_Written instruction_.
Pick every line from the data that holds the word "list".

_Extracted material_.

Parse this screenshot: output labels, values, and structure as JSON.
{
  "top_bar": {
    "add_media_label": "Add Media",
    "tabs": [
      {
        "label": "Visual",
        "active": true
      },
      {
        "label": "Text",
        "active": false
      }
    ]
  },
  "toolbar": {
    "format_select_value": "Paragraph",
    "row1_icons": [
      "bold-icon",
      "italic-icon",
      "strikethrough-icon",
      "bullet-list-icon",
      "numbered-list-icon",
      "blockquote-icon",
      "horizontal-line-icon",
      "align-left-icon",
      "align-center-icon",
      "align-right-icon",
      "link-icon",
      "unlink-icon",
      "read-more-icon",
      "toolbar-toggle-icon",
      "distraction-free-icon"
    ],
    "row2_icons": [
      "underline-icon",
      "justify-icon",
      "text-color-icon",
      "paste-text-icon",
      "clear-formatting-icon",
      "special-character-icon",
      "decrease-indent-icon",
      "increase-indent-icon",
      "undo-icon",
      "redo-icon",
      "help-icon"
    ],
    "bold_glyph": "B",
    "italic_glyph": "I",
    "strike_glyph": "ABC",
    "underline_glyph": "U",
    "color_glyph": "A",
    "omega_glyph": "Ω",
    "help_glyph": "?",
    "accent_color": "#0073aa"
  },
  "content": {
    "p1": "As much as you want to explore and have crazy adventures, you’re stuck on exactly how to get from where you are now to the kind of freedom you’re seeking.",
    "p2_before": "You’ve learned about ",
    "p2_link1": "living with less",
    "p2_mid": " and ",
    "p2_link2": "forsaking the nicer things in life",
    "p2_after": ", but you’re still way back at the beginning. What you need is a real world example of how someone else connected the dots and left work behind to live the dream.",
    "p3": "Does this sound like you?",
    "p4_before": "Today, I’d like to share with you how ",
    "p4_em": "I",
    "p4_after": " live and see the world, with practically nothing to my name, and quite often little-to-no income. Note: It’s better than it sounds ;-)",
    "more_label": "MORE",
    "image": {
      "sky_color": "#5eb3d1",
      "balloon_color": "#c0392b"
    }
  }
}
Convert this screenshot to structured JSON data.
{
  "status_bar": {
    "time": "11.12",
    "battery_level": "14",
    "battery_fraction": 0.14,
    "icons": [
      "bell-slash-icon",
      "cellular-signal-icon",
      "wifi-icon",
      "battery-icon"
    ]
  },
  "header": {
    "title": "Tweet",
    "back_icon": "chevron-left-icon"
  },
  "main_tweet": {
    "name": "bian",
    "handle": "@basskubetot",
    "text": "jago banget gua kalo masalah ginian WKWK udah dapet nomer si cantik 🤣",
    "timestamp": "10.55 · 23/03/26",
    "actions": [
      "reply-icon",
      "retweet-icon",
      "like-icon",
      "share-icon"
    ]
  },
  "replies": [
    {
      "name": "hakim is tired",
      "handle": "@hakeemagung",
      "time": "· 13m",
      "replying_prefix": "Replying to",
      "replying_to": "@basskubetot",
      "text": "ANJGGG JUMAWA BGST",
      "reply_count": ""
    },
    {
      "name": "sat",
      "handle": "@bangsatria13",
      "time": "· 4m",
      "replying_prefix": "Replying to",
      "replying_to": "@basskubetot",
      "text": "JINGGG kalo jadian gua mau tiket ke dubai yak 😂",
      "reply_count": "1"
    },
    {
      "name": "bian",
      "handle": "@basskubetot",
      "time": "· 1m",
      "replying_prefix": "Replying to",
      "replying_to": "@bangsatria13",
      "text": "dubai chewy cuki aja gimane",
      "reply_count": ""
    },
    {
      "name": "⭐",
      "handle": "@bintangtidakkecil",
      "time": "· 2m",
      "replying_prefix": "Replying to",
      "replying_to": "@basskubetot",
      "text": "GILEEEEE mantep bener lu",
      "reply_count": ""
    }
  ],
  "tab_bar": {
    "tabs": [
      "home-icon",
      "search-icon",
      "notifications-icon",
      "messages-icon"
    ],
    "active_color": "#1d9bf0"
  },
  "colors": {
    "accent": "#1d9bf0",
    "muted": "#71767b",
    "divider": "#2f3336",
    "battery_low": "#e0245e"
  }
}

_Solution for this problem_.
      "bullet-list-icon",
      "numbered-list-icon",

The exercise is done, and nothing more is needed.